◆ **WORK INSTRUCTIONS**
Where a line of the material contains the string "plant", copy that line.
━━━
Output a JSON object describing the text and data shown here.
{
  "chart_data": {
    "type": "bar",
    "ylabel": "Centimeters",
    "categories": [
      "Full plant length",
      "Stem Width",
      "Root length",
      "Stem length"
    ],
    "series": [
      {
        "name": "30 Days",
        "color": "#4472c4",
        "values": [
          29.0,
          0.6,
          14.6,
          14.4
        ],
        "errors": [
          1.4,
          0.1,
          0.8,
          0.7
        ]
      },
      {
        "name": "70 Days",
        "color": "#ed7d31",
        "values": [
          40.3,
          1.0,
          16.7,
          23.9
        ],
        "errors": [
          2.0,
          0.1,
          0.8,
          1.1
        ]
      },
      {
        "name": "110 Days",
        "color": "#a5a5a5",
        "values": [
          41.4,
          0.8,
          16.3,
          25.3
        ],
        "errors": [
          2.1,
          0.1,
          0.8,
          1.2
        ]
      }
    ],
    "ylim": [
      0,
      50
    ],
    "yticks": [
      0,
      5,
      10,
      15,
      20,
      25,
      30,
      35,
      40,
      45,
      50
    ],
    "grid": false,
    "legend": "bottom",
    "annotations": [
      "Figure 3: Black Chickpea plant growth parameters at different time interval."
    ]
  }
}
━━━
◆ **FINISHED ANSWER**
      "Full plant length",
      "Figure 3: Black Chickpea plant growth parameters at different time interval."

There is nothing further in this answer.